Begin Supplied material

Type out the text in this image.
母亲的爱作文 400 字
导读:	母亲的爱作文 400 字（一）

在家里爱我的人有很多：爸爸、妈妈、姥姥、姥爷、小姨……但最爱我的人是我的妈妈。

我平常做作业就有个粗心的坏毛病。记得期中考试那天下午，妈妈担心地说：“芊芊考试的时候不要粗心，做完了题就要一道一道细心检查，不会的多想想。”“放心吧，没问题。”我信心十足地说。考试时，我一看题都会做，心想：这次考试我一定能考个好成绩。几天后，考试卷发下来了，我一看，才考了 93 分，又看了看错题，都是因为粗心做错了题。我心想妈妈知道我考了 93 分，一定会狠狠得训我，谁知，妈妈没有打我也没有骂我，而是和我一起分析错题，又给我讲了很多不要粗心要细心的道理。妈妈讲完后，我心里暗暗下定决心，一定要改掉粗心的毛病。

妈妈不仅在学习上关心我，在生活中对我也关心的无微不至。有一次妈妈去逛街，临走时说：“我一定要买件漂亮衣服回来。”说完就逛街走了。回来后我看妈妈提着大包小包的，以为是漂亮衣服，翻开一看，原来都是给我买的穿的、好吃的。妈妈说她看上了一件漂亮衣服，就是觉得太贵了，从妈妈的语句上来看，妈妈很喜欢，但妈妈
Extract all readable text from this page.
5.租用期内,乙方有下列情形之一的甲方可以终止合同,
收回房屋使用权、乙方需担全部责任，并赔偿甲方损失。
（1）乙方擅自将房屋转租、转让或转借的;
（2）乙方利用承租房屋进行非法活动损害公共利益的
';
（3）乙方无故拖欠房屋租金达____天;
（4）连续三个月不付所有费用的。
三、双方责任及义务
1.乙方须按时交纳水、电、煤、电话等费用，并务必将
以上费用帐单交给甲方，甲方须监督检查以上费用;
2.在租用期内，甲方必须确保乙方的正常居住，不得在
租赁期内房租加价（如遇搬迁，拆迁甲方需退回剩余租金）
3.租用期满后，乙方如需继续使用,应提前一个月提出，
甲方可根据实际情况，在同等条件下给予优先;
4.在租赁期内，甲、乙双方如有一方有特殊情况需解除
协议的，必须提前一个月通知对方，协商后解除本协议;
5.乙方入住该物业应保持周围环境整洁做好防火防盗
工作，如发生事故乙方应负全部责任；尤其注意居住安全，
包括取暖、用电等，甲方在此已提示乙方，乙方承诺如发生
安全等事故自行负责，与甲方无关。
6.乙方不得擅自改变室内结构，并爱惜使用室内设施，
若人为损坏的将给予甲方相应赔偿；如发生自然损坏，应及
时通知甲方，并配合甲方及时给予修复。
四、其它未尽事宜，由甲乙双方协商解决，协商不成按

End Supplied material

Goal of the exercise: Without leaving anything out, give the entries again exactly.

Answer for this exercise:
Type out the text in this image.
母亲的爱作文 400 字
导读:	母亲的爱作文 400 字（一）

在家里爱我的人有很多：爸爸、妈妈、姥姥、姥爷、小姨……但最爱我的人是我的妈妈。

我平常做作业就有个粗心的坏毛病。记得期中考试那天下午，妈妈担心地说：“芊芊考试的时候不要粗心，做完了题就要一道一道细心检查，不会的多想想。”“放心吧，没问题。”我信心十足地说。考试时，我一看题都会做，心想：这次考试我一定能考个好成绩。几天后，考试卷发下来了，我一看，才考了 93 分，又看了看错题，都是因为粗心做错了题。我心想妈妈知道我考了 93 分，一定会狠狠得训我，谁知，妈妈没有打我也没有骂我，而是和我一起分析错题，又给我讲了很多不要粗心要细心的道理。妈妈讲完后，我心里暗暗下定决心，一定要改掉粗心的毛病。

妈妈不仅在学习上关心我，在生活中对我也关心的无微不至。有一次妈妈去逛街，临走时说：“我一定要买件漂亮衣服回来。”说完就逛街走了。回来后我看妈妈提着大包小包的，以为是漂亮衣服，翻开一看，原来都是给我买的穿的、好吃的。妈妈说她看上了一件漂亮衣服，就是觉得太贵了，从妈妈的语句上来看，妈妈很喜欢，但妈妈
Extract all readable text from this page.
5.租用期内,乙方有下列情形之一的甲方可以终止合同,
收回房屋使用权、乙方需担全部责任，并赔偿甲方损失。
（1）乙方擅自将房屋转租、转让或转借的;
（2）乙方利用承租房屋进行非法活动损害公共利益的
';
（3）乙方无故拖欠房屋租金达____天;
（4）连续三个月不付所有费用的。
三、双方责任及义务
1.乙方须按时交纳水、电、煤、电话等费用，并务必将
以上费用帐单交给甲方，甲方须监督检查以上费用;
2.在租用期内，甲方必须确保乙方的正常居住，不得在
租赁期内房租加价（如遇搬迁，拆迁甲方需退回剩余租金）
3.租用期满后，乙方如需继续使用,应提前一个月提出，
甲方可根据实际情况，在同等条件下给予优先;
4.在租赁期内，甲、乙双方如有一方有特殊情况需解除
协议的，必须提前一个月通知对方，协商后解除本协议;
5.乙方入住该物业应保持周围环境整洁做好防火防盗
工作，如发生事故乙方应负全部责任；尤其注意居住安全，
包括取暖、用电等，甲方在此已提示乙方，乙方承诺如发生
安全等事故自行负责，与甲方无关。
6.乙方不得擅自改变室内结构，并爱惜使用室内设施，
若人为损坏的将给予甲方相应赔偿；如发生自然损坏，应及
时通知甲方，并配合甲方及时给予修复。
四、其它未尽事宜，由甲乙双方协商解决，协商不成按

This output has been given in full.